**Collected data entries**.
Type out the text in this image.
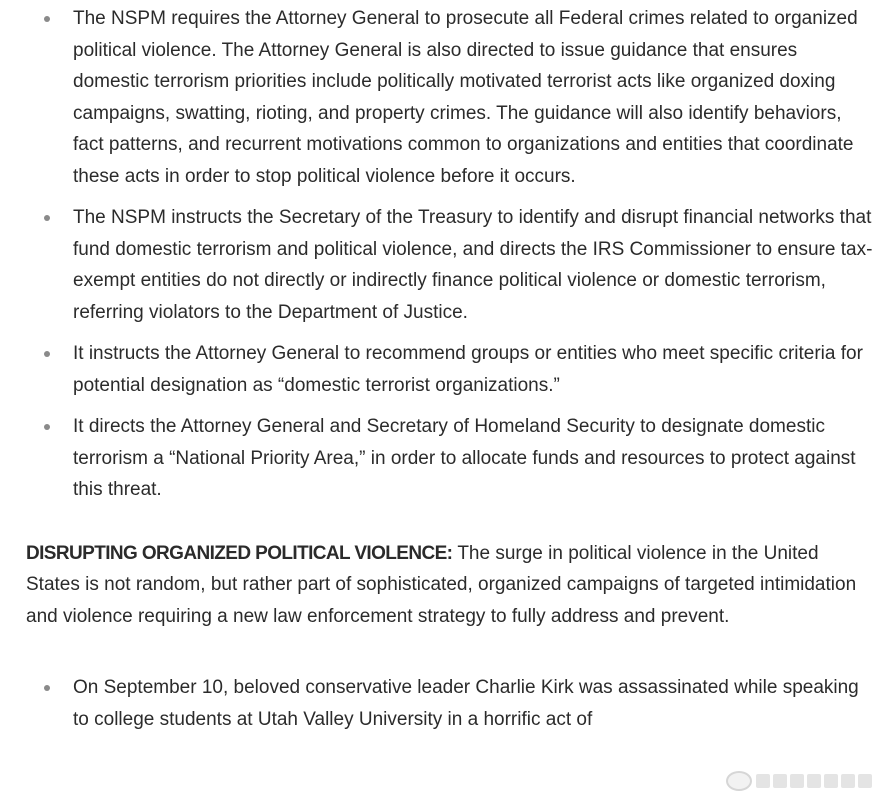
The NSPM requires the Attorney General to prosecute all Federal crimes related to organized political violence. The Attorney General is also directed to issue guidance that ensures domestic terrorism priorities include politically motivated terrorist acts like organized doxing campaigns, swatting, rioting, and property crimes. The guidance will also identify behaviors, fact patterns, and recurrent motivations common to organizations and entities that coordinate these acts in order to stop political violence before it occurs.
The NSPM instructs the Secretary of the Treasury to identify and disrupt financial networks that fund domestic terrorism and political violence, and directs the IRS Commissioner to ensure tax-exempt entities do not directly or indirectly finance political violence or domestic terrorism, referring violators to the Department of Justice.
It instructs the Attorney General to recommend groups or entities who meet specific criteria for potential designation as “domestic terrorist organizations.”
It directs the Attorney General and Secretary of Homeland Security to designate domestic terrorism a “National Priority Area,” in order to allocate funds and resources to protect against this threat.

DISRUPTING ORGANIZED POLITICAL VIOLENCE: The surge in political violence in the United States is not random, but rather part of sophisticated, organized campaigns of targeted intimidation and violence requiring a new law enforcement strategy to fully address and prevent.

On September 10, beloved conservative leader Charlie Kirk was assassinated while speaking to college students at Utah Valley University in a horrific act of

---

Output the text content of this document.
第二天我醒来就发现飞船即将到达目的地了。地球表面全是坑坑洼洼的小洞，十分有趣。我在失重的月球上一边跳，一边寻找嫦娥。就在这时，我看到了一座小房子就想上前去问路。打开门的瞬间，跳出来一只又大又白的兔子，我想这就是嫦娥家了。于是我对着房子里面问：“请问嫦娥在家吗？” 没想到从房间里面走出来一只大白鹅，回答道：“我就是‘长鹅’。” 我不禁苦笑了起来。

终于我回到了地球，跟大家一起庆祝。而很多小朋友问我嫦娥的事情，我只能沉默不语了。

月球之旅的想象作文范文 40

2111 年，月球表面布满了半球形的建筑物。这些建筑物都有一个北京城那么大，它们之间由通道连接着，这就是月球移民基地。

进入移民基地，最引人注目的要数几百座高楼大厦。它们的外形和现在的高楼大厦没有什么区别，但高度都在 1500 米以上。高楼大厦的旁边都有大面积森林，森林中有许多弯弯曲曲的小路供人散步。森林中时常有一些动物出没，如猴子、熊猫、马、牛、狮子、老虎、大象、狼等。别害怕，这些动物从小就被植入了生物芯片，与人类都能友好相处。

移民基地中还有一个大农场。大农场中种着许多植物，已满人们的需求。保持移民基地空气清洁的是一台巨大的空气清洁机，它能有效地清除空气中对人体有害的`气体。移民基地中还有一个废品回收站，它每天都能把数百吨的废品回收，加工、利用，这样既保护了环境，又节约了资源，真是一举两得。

**Exercise description**.
Gather every line from the listing above in which "directs" appears, and copy those lines.

**Solution to the problem**.
The NSPM instructs the Secretary of the Treasury to identify and disrupt financial networks that fund domestic terrorism and political violence, and directs the IRS Commissioner to ensure tax-exempt entities do not directly or indirectly finance political violence or domestic terrorism, referring violators to the Department of Justice.
It directs the Attorney General and Secretary of Homeland Security to designate domestic terrorism a “National Priority Area,” in order to allocate funds and resources to protect against this threat.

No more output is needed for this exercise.